## Challenge
Transcribe the entries that follow exactly as they appear, minus pictures.
··· Available records
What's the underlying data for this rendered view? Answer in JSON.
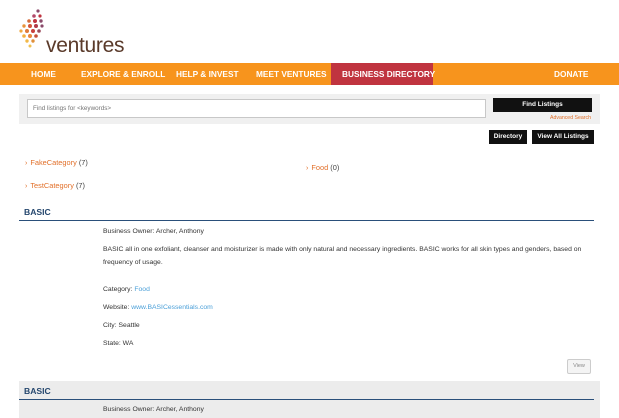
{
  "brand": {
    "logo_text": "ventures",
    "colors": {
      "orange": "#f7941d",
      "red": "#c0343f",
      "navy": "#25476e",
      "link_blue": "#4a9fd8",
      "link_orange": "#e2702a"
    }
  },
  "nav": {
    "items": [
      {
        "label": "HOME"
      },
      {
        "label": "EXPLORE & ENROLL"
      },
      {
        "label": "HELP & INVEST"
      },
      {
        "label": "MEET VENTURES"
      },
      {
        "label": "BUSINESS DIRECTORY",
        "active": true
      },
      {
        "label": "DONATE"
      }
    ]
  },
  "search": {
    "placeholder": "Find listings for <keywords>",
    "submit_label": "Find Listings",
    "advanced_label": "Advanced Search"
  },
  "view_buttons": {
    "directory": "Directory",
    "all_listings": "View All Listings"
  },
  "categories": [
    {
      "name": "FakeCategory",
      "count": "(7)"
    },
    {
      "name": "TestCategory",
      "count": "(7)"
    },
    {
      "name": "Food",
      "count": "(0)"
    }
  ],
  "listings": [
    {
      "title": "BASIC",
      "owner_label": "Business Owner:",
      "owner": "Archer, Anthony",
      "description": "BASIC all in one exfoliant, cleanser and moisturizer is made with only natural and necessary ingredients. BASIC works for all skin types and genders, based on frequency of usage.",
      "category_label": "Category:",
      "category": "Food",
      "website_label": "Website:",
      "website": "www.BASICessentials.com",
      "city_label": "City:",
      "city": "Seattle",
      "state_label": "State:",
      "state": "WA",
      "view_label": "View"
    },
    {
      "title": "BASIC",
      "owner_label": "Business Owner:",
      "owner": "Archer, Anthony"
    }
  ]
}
······
## Result for this exercise
What's the underlying data for this rendered view? Answer in JSON.
{
  "brand": {
    "logo_text": "ventures",
    "colors": {
      "orange": "#f7941d",
      "red": "#c0343f",
      "navy": "#25476e",
      "link_blue": "#4a9fd8",
      "link_orange": "#e2702a"
    }
  },
  "nav": {
    "items": [
      {
        "label": "HOME"
      },
      {
        "label": "EXPLORE & ENROLL"
      },
      {
        "label": "HELP & INVEST"
      },
      {
        "label": "MEET VENTURES"
      },
      {
        "label": "BUSINESS DIRECTORY",
        "active": true
      },
      {
        "label": "DONATE"
      }
    ]
  },
  "search": {
    "placeholder": "Find listings for <keywords>",
    "submit_label": "Find Listings",
    "advanced_label": "Advanced Search"
  },
  "view_buttons": {
    "directory": "Directory",
    "all_listings": "View All Listings"
  },
  "categories": [
    {
      "name": "FakeCategory",
      "count": "(7)"
    },
    {
      "name": "TestCategory",
      "count": "(7)"
    },
    {
      "name": "Food",
      "count": "(0)"
    }
  ],
  "listings": [
    {
      "title": "BASIC",
      "owner_label": "Business Owner:",
      "owner": "Archer, Anthony",
      "description": "BASIC all in one exfoliant, cleanser and moisturizer is made with only natural and necessary ingredients. BASIC works for all skin types and genders, based on frequency of usage.",
      "category_label": "Category:",
      "category": "Food",
      "website_label": "Website:",
      "website": "www.BASICessentials.com",
      "city_label": "City:",
      "city": "Seattle",
      "state_label": "State:",
      "state": "WA",
      "view_label": "View"
    },
    {
      "title": "BASIC",
      "owner_label": "Business Owner:",
      "owner": "Archer, Anthony"
    }
  ]
}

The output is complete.